*TASK BRIEF*
Return the complete listing that follows, with each line reproduced exactly.

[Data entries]
** START **

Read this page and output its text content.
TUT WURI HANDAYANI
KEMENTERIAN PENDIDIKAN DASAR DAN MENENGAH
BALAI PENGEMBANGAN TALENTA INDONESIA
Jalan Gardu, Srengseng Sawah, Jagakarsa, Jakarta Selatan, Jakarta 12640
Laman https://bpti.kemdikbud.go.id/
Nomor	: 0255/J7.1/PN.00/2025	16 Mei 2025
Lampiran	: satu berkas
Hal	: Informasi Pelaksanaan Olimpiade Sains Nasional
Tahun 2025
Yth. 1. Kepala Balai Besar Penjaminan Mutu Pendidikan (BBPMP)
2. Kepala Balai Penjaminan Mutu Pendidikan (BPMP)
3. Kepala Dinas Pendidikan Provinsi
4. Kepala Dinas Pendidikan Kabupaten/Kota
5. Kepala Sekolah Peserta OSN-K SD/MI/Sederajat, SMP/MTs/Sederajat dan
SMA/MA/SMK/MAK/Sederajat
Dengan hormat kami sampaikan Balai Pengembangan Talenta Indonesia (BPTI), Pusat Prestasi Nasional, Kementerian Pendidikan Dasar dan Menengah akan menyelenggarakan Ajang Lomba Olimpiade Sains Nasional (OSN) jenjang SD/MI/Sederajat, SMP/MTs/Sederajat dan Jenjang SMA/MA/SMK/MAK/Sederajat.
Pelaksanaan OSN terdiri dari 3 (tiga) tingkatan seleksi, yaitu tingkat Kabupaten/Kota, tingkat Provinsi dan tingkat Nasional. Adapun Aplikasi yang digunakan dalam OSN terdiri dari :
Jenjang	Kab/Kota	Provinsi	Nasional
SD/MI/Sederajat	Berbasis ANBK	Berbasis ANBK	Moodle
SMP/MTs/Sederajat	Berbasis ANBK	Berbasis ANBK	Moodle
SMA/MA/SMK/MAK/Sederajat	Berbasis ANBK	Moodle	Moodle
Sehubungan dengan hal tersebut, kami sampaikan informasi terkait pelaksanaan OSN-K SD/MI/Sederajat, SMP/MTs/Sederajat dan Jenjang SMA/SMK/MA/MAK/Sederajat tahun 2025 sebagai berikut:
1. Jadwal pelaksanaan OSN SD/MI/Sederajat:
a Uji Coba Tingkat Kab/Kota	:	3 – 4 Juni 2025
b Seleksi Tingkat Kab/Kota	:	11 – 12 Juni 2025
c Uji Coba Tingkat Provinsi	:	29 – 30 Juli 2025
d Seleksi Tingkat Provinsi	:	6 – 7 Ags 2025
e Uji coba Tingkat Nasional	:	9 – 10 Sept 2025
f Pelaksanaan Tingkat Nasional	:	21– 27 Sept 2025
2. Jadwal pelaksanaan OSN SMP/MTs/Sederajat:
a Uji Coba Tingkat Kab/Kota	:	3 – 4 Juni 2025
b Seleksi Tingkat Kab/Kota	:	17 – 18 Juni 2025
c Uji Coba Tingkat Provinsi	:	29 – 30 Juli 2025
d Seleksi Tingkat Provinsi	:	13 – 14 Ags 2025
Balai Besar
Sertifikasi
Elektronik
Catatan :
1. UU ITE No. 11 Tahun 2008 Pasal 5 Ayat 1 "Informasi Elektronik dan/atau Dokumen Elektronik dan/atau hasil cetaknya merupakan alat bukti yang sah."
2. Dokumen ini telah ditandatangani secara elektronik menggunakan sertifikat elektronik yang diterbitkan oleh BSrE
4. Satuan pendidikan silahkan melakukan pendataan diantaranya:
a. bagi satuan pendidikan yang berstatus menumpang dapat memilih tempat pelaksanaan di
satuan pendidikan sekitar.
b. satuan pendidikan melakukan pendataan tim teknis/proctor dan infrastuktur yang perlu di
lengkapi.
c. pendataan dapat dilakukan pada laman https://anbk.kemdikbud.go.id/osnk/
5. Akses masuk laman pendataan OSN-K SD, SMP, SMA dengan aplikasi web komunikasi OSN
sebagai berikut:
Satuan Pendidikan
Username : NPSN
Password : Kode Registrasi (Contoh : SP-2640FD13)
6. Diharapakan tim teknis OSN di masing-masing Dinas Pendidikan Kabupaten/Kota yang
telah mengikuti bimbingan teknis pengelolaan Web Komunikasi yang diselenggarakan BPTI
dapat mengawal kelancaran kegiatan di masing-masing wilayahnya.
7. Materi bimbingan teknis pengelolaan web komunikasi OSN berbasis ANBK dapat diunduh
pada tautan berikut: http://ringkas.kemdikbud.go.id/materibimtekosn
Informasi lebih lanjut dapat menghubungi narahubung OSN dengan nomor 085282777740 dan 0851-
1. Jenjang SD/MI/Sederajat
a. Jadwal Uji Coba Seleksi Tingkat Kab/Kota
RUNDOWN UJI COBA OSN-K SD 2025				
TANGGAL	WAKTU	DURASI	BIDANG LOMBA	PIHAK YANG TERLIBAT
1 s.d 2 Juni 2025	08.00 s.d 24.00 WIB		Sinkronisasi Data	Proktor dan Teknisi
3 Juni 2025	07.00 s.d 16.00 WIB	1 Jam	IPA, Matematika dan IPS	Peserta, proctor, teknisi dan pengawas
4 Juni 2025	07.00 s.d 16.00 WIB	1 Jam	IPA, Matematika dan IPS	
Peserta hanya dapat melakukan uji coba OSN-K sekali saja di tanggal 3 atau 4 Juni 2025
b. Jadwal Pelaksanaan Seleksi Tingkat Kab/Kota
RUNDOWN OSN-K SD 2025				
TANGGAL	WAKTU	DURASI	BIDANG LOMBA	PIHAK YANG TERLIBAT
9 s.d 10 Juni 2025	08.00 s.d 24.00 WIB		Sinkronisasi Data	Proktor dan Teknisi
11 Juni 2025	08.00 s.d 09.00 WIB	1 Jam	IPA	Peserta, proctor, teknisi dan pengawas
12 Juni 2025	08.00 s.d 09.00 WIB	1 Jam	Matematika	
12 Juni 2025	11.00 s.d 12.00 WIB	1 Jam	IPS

** END **

*TASK RESPONSE*
Read this page and output its text content.
TUT WURI HANDAYANI
KEMENTERIAN PENDIDIKAN DASAR DAN MENENGAH
BALAI PENGEMBANGAN TALENTA INDONESIA
Jalan Gardu, Srengseng Sawah, Jagakarsa, Jakarta Selatan, Jakarta 12640
Laman https://bpti.kemdikbud.go.id/
Nomor	: 0255/J7.1/PN.00/2025	16 Mei 2025
Lampiran	: satu berkas
Hal	: Informasi Pelaksanaan Olimpiade Sains Nasional
Tahun 2025
Yth. 1. Kepala Balai Besar Penjaminan Mutu Pendidikan (BBPMP)
2. Kepala Balai Penjaminan Mutu Pendidikan (BPMP)
3. Kepala Dinas Pendidikan Provinsi
4. Kepala Dinas Pendidikan Kabupaten/Kota
5. Kepala Sekolah Peserta OSN-K SD/MI/Sederajat, SMP/MTs/Sederajat dan
SMA/MA/SMK/MAK/Sederajat
Dengan hormat kami sampaikan Balai Pengembangan Talenta Indonesia (BPTI), Pusat Prestasi Nasional, Kementerian Pendidikan Dasar dan Menengah akan menyelenggarakan Ajang Lomba Olimpiade Sains Nasional (OSN) jenjang SD/MI/Sederajat, SMP/MTs/Sederajat dan Jenjang SMA/MA/SMK/MAK/Sederajat.
Pelaksanaan OSN terdiri dari 3 (tiga) tingkatan seleksi, yaitu tingkat Kabupaten/Kota, tingkat Provinsi dan tingkat Nasional. Adapun Aplikasi yang digunakan dalam OSN terdiri dari :
Jenjang	Kab/Kota	Provinsi	Nasional
SD/MI/Sederajat	Berbasis ANBK	Berbasis ANBK	Moodle
SMP/MTs/Sederajat	Berbasis ANBK	Berbasis ANBK	Moodle
SMA/MA/SMK/MAK/Sederajat	Berbasis ANBK	Moodle	Moodle
Sehubungan dengan hal tersebut, kami sampaikan informasi terkait pelaksanaan OSN-K SD/MI/Sederajat, SMP/MTs/Sederajat dan Jenjang SMA/SMK/MA/MAK/Sederajat tahun 2025 sebagai berikut:
1. Jadwal pelaksanaan OSN SD/MI/Sederajat:
a Uji Coba Tingkat Kab/Kota	:	3 – 4 Juni 2025
b Seleksi Tingkat Kab/Kota	:	11 – 12 Juni 2025
c Uji Coba Tingkat Provinsi	:	29 – 30 Juli 2025
d Seleksi Tingkat Provinsi	:	6 – 7 Ags 2025
e Uji coba Tingkat Nasional	:	9 – 10 Sept 2025
f Pelaksanaan Tingkat Nasional	:	21– 27 Sept 2025
2. Jadwal pelaksanaan OSN SMP/MTs/Sederajat:
a Uji Coba Tingkat Kab/Kota	:	3 – 4 Juni 2025
b Seleksi Tingkat Kab/Kota	:	17 – 18 Juni 2025
c Uji Coba Tingkat Provinsi	:	29 – 30 Juli 2025
d Seleksi Tingkat Provinsi	:	13 – 14 Ags 2025
Balai Besar
Sertifikasi
Elektronik
Catatan :
1. UU ITE No. 11 Tahun 2008 Pasal 5 Ayat 1 "Informasi Elektronik dan/atau Dokumen Elektronik dan/atau hasil cetaknya merupakan alat bukti yang sah."
2. Dokumen ini telah ditandatangani secara elektronik menggunakan sertifikat elektronik yang diterbitkan oleh BSrE
4. Satuan pendidikan silahkan melakukan pendataan diantaranya:
a. bagi satuan pendidikan yang berstatus menumpang dapat memilih tempat pelaksanaan di
satuan pendidikan sekitar.
b. satuan pendidikan melakukan pendataan tim teknis/proctor dan infrastuktur yang perlu di
lengkapi.
c. pendataan dapat dilakukan pada laman https://anbk.kemdikbud.go.id/osnk/
5. Akses masuk laman pendataan OSN-K SD, SMP, SMA dengan aplikasi web komunikasi OSN
sebagai berikut:
Satuan Pendidikan
Username : NPSN
Password : Kode Registrasi (Contoh : SP-2640FD13)
6. Diharapakan tim teknis OSN di masing-masing Dinas Pendidikan Kabupaten/Kota yang
telah mengikuti bimbingan teknis pengelolaan Web Komunikasi yang diselenggarakan BPTI
dapat mengawal kelancaran kegiatan di masing-masing wilayahnya.
7. Materi bimbingan teknis pengelolaan web komunikasi OSN berbasis ANBK dapat diunduh
pada tautan berikut: http://ringkas.kemdikbud.go.id/materibimtekosn
Informasi lebih lanjut dapat menghubungi narahubung OSN dengan nomor 085282777740 dan 0851-
1. Jenjang SD/MI/Sederajat
a. Jadwal Uji Coba Seleksi Tingkat Kab/Kota
RUNDOWN UJI COBA OSN-K SD 2025				
TANGGAL	WAKTU	DURASI	BIDANG LOMBA	PIHAK YANG TERLIBAT
1 s.d 2 Juni 2025	08.00 s.d 24.00 WIB		Sinkronisasi Data	Proktor dan Teknisi
3 Juni 2025	07.00 s.d 16.00 WIB	1 Jam	IPA, Matematika dan IPS	Peserta, proctor, teknisi dan pengawas
4 Juni 2025	07.00 s.d 16.00 WIB	1 Jam	IPA, Matematika dan IPS	
Peserta hanya dapat melakukan uji coba OSN-K sekali saja di tanggal 3 atau 4 Juni 2025
b. Jadwal Pelaksanaan Seleksi Tingkat Kab/Kota
RUNDOWN OSN-K SD 2025				
TANGGAL	WAKTU	DURASI	BIDANG LOMBA	PIHAK YANG TERLIBAT
9 s.d 10 Juni 2025	08.00 s.d 24.00 WIB		Sinkronisasi Data	Proktor dan Teknisi
11 Juni 2025	08.00 s.d 09.00 WIB	1 Jam	IPA	Peserta, proctor, teknisi dan pengawas
12 Juni 2025	08.00 s.d 09.00 WIB	1 Jam	Matematika	
12 Juni 2025	11.00 s.d 12.00 WIB	1 Jam	IPS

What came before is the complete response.